**Task statement:**
Return each line holding the string "ปากกาไวบอร".

**Supplied records:**
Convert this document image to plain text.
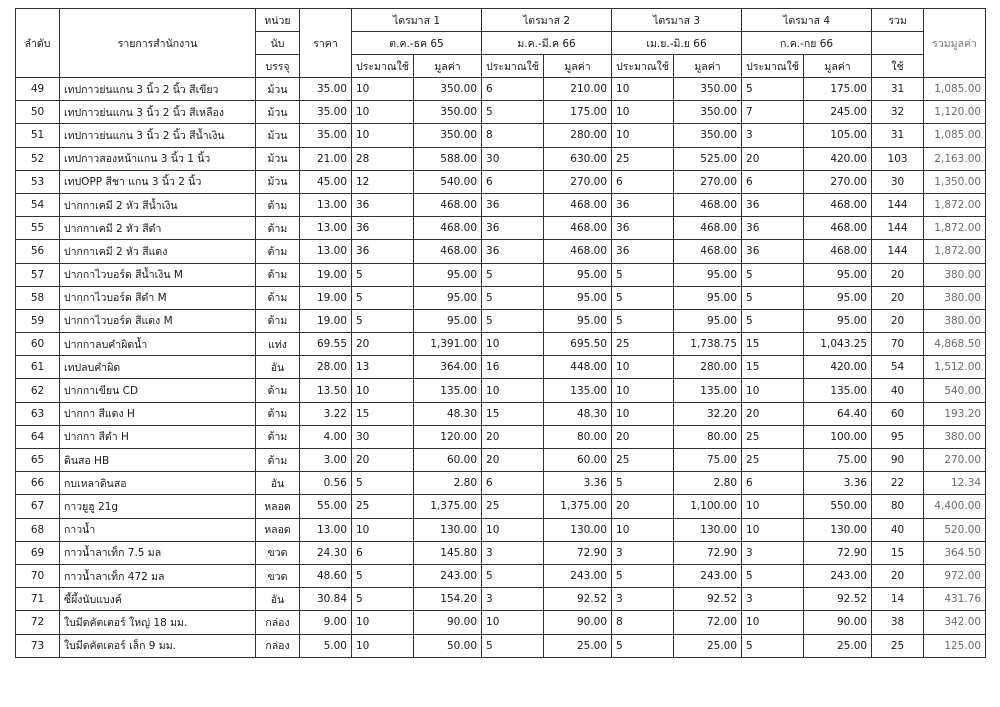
ลำดับ	รายการสำนักงาน	หน่วย	ราคา	ไตรมาส 1		ไตรมาส 2		ไตรมาส 3		ไตรมาส 4		รวม	รวมมูลค่า
		นับ		ต.ค.-ธค 65		ม.ค.-มี.ค 66		เม.ย.-มิ.ย 66		ก.ค.-กย 66			
		บรรจุ		ประมาณใช้	มูลค่า	ประมาณใช้	มูลค่า	ประมาณใช้	มูลค่า	ประมาณใช้	มูลค่า	ใช้	
49	เทปกาวย่นแกน 3 นิ้ว 2 นิ้ว สีเขียว	ม้วน	35.00	10	350.00	6	210.00	10	350.00	5	175.00	31	1,085.00
50	เทปกาวย่นแกน 3 นิ้ว 2 นิ้ว สีเหลือง	ม้วน	35.00	10	350.00	5	175.00	10	350.00	7	245.00	32	1,120.00
51	เทปกาวย่นแกน 3 นิ้ว 2 นิ้ว สีน้ำเงิน	ม้วน	35.00	10	350.00	8	280.00	10	350.00	3	105.00	31	1,085.00
52	เทปกาวสองหน้าแกน 3 นิ้ว 1 นิ้ว	ม้วน	21.00	28	588.00	30	630.00	25	525.00	20	420.00	103	2,163.00
53	เทปOPP สีชา แกน 3 นิ้ว 2 นิ้ว	ม้วน	45.00	12	540.00	6	270.00	6	270.00	6	270.00	30	1,350.00
54	ปากกาเคมี 2 หัว สีน้ำเงิน	ด้าม	13.00	36	468.00	36	468.00	36	468.00	36	468.00	144	1,872.00
55	ปากกาเคมี 2 หัว สีดำ	ด้าม	13.00	36	468.00	36	468.00	36	468.00	36	468.00	144	1,872.00
56	ปากกาเคมี 2 หัว สีแดง	ด้าม	13.00	36	468.00	36	468.00	36	468.00	36	468.00	144	1,872.00
57	ปากกาไวบอร์ด สีน้ำเงิน M	ด้าม	19.00	5	95.00	5	95.00	5	95.00	5	95.00	20	380.00
58	ปากกาไวบอร์ด สีดำ M	ด้าม	19.00	5	95.00	5	95.00	5	95.00	5	95.00	20	380.00
59	ปากกาไวบอร์ด สีแดง M	ด้าม	19.00	5	95.00	5	95.00	5	95.00	5	95.00	20	380.00
60	ปากกาลบคำผิดน้ำ	แท่ง	69.55	20	1,391.00	10	695.50	25	1,738.75	15	1,043.25	70	4,868.50
61	เทปลบคำผิด	อัน	28.00	13	364.00	16	448.00	10	280.00	15	420.00	54	1,512.00
62	ปากกาเขียน CD	ด้าม	13.50	10	135.00	10	135.00	10	135.00	10	135.00	40	540.00
63	ปากกา สีแดง H	ด้าม	3.22	15	48.30	15	48.30	10	32.20	20	64.40	60	193.20
64	ปากกา สีดำ H	ด้าม	4.00	30	120.00	20	80.00	20	80.00	25	100.00	95	380.00
65	ดินสอ HB	ด้าม	3.00	20	60.00	20	60.00	25	75.00	25	75.00	90	270.00
66	กบเหลาดินสอ	อัน	0.56	5	2.80	6	3.36	5	2.80	6	3.36	22	12.34
67	กาวยูฮู 21g	หลอด	55.00	25	1,375.00	25	1,375.00	20	1,100.00	10	550.00	80	4,400.00
68	กาวน้ำ	หลอด	13.00	10	130.00	10	130.00	10	130.00	10	130.00	40	520.00
69	กาวน้ำลาเท็ก 7.5 มล	ขวด	24.30	6	145.80	3	72.90	3	72.90	3	72.90	15	364.50
70	กาวน้ำลาเท็ก 472 มล	ขวด	48.60	5	243.00	5	243.00	5	243.00	5	243.00	20	972.00
71	ซี้ผึ้งนับแบงค์	อัน	30.84	5	154.20	3	92.52	3	92.52	3	92.52	14	431.76
72	ใบมีดคัตเตอร์ ใหญ่ 18 มม.	กล่อง	9.00	10	90.00	10	90.00	8	72.00	10	90.00	38	342.00
73	ใบมีดคัตเตอร์ เล็ก 9 มม.	กล่อง	5.00	10	50.00	5	25.00	5	25.00	5	25.00	25	125.00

**Written reply:**
57	ปากกาไวบอร์ด สีน้ำเงิน M	ด้าม	19.00	5	95.00	5	95.00	5	95.00	5	95.00	20	380.00
58	ปากกาไวบอร์ด สีดำ M	ด้าม	19.00	5	95.00	5	95.00	5	95.00	5	95.00	20	380.00
59	ปากกาไวบอร์ด สีแดง M	ด้าม	19.00	5	95.00	5	95.00	5	95.00	5	95.00	20	380.00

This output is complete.